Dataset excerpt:
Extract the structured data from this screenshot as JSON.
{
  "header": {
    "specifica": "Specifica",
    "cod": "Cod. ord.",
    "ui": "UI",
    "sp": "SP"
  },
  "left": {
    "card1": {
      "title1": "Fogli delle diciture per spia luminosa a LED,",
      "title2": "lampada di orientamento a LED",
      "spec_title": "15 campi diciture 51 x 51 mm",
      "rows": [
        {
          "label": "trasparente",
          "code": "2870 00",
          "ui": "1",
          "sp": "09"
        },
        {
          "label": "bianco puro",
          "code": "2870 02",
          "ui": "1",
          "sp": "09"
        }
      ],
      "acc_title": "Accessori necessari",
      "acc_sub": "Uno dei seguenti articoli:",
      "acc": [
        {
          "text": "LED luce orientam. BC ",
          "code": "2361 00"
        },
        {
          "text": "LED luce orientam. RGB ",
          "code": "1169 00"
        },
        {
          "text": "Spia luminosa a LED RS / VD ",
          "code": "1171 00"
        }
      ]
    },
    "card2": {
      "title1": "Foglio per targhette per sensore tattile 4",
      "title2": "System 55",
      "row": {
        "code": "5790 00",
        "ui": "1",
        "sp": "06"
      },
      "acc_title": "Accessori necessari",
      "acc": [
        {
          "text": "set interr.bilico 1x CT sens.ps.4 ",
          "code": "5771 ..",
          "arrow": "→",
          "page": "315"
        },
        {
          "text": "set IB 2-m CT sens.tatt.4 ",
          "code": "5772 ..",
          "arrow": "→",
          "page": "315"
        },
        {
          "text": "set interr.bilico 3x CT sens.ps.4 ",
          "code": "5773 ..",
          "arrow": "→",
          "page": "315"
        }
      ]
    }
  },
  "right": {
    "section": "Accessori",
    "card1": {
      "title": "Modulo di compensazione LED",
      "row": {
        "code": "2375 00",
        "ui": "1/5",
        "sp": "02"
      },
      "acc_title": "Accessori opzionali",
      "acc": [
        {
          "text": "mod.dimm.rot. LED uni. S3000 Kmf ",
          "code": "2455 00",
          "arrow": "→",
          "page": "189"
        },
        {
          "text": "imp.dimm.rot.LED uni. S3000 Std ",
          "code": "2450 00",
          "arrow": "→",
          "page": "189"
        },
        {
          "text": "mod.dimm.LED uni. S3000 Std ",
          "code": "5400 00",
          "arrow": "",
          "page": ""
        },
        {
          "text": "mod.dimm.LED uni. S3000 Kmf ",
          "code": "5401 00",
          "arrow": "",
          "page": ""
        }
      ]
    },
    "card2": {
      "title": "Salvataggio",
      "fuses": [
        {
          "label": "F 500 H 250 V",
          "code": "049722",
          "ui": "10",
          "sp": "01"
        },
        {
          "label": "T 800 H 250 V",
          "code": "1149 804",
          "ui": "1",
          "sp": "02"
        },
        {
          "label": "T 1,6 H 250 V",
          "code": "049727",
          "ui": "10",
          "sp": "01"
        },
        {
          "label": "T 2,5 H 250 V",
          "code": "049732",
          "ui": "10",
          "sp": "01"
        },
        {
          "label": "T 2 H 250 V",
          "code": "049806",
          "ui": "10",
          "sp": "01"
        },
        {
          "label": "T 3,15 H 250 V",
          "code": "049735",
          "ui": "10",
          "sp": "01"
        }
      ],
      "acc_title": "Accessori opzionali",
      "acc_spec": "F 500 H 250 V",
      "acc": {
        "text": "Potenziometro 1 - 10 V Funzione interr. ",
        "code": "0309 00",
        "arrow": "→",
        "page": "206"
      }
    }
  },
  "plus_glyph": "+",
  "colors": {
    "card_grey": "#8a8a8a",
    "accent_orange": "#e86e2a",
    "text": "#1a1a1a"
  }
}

> **Exercise goal**:
Every entry above should be retyped exactly as shown.

> **Output of the task**:
Extract the structured data from this screenshot as JSON.
{
  "header": {
    "specifica": "Specifica",
    "cod": "Cod. ord.",
    "ui": "UI",
    "sp": "SP"
  },
  "left": {
    "card1": {
      "title1": "Fogli delle diciture per spia luminosa a LED,",
      "title2": "lampada di orientamento a LED",
      "spec_title": "15 campi diciture 51 x 51 mm",
      "rows": [
        {
          "label": "trasparente",
          "code": "2870 00",
          "ui": "1",
          "sp": "09"
        },
        {
          "label": "bianco puro",
          "code": "2870 02",
          "ui": "1",
          "sp": "09"
        }
      ],
      "acc_title": "Accessori necessari",
      "acc_sub": "Uno dei seguenti articoli:",
      "acc": [
        {
          "text": "LED luce orientam. BC ",
          "code": "2361 00"
        },
        {
          "text": "LED luce orientam. RGB ",
          "code": "1169 00"
        },
        {
          "text": "Spia luminosa a LED RS / VD ",
          "code": "1171 00"
        }
      ]
    },
    "card2": {
      "title1": "Foglio per targhette per sensore tattile 4",
      "title2": "System 55",
      "row": {
        "code": "5790 00",
        "ui": "1",
        "sp": "06"
      },
      "acc_title": "Accessori necessari",
      "acc": [
        {
          "text": "set interr.bilico 1x CT sens.ps.4 ",
          "code": "5771 ..",
          "arrow": "→",
          "page": "315"
        },
        {
          "text": "set IB 2-m CT sens.tatt.4 ",
          "code": "5772 ..",
          "arrow": "→",
          "page": "315"
        },
        {
          "text": "set interr.bilico 3x CT sens.ps.4 ",
          "code": "5773 ..",
          "arrow": "→",
          "page": "315"
        }
      ]
    }
  },
  "right": {
    "section": "Accessori",
    "card1": {
      "title": "Modulo di compensazione LED",
      "row": {
        "code": "2375 00",
        "ui": "1/5",
        "sp": "02"
      },
      "acc_title": "Accessori opzionali",
      "acc": [
        {
          "text": "mod.dimm.rot. LED uni. S3000 Kmf ",
          "code": "2455 00",
          "arrow": "→",
          "page": "189"
        },
        {
          "text": "imp.dimm.rot.LED uni. S3000 Std ",
          "code": "2450 00",
          "arrow": "→",
          "page": "189"
        },
        {
          "text": "mod.dimm.LED uni. S3000 Std ",
          "code": "5400 00",
          "arrow": "",
          "page": ""
        },
        {
          "text": "mod.dimm.LED uni. S3000 Kmf ",
          "code": "5401 00",
          "arrow": "",
          "page": ""
        }
      ]
    },
    "card2": {
      "title": "Salvataggio",
      "fuses": [
        {
          "label": "F 500 H 250 V",
          "code": "049722",
          "ui": "10",
          "sp": "01"
        },
        {
          "label": "T 800 H 250 V",
          "code": "1149 804",
          "ui": "1",
          "sp": "02"
        },
        {
          "label": "T 1,6 H 250 V",
          "code": "049727",
          "ui": "10",
          "sp": "01"
        },
        {
          "label": "T 2,5 H 250 V",
          "code": "049732",
          "ui": "10",
          "sp": "01"
        },
        {
          "label": "T 2 H 250 V",
          "code": "049806",
          "ui": "10",
          "sp": "01"
        },
        {
          "label": "T 3,15 H 250 V",
          "code": "049735",
          "ui": "10",
          "sp": "01"
        }
      ],
      "acc_title": "Accessori opzionali",
      "acc_spec": "F 500 H 250 V",
      "acc": {
        "text": "Potenziometro 1 - 10 V Funzione interr. ",
        "code": "0309 00",
        "arrow": "→",
        "page": "206"
      }
    }
  },
  "plus_glyph": "+",
  "colors": {
    "card_grey": "#8a8a8a",
    "accent_orange": "#e86e2a",
    "text": "#1a1a1a"
  }
}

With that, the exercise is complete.